DATA
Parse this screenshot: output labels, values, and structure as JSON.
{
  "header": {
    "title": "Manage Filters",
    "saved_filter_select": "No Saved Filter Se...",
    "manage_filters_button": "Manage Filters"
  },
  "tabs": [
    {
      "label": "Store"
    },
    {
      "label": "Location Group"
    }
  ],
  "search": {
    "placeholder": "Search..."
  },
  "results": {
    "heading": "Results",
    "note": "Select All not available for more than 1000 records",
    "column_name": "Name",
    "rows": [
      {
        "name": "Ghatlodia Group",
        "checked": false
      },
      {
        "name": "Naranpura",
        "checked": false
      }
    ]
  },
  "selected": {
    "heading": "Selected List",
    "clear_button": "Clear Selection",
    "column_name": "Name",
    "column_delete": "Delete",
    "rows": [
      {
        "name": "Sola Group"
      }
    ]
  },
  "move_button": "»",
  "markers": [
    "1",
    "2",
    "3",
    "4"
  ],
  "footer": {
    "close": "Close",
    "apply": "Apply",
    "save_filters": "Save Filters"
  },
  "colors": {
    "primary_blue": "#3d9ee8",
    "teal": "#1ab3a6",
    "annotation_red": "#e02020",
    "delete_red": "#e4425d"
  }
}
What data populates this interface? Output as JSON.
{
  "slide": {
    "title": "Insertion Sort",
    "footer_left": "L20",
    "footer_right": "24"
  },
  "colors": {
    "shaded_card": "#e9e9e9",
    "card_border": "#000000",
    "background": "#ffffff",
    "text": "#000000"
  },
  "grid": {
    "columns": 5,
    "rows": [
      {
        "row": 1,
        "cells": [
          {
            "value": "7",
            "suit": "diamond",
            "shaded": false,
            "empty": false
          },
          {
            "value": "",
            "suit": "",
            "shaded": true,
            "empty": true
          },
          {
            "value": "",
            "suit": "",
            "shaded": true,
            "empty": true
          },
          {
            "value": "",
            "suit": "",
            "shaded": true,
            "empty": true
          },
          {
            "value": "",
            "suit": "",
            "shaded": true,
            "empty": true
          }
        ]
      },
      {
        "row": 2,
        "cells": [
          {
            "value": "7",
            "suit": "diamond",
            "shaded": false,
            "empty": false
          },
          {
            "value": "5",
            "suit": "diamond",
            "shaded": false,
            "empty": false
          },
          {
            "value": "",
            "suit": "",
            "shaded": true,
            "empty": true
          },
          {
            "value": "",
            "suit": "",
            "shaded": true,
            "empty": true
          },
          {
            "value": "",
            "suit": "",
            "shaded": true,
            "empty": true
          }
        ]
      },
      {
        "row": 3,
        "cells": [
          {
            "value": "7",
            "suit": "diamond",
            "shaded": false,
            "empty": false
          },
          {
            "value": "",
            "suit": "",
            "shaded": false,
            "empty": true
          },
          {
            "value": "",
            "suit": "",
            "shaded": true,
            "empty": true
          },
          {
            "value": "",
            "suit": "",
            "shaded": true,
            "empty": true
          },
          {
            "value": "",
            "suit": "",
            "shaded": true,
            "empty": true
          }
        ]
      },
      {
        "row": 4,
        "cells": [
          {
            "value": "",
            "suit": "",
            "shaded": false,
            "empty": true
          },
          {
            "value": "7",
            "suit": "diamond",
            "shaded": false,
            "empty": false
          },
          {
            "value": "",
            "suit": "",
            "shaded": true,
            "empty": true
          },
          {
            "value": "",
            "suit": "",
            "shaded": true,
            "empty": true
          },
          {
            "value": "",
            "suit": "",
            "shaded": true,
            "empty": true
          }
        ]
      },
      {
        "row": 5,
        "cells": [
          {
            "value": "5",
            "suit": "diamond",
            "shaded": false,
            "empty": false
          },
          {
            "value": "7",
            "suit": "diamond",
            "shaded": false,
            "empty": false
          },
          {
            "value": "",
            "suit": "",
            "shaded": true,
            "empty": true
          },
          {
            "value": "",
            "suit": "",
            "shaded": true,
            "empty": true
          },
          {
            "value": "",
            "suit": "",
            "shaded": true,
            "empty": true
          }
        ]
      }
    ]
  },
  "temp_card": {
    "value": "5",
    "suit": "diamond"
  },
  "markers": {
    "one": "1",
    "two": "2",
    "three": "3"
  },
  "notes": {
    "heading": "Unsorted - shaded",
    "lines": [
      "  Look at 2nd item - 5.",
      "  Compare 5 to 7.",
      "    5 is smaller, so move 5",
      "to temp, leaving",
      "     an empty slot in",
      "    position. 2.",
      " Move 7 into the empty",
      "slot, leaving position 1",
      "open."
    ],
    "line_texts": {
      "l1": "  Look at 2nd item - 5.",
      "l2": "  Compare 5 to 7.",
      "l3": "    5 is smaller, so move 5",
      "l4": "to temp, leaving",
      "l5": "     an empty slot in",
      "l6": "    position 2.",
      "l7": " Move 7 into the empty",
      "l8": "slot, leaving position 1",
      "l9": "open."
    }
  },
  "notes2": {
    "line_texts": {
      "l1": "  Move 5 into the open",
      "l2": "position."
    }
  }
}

THE PROBLEM
From the entries above, select each line containing the string "leaving".

FINAL RESULT
      "to temp, leaving",
      "slot, leaving position 1",
      "l4": "to temp, leaving",
      "l8": "slot, leaving position 1",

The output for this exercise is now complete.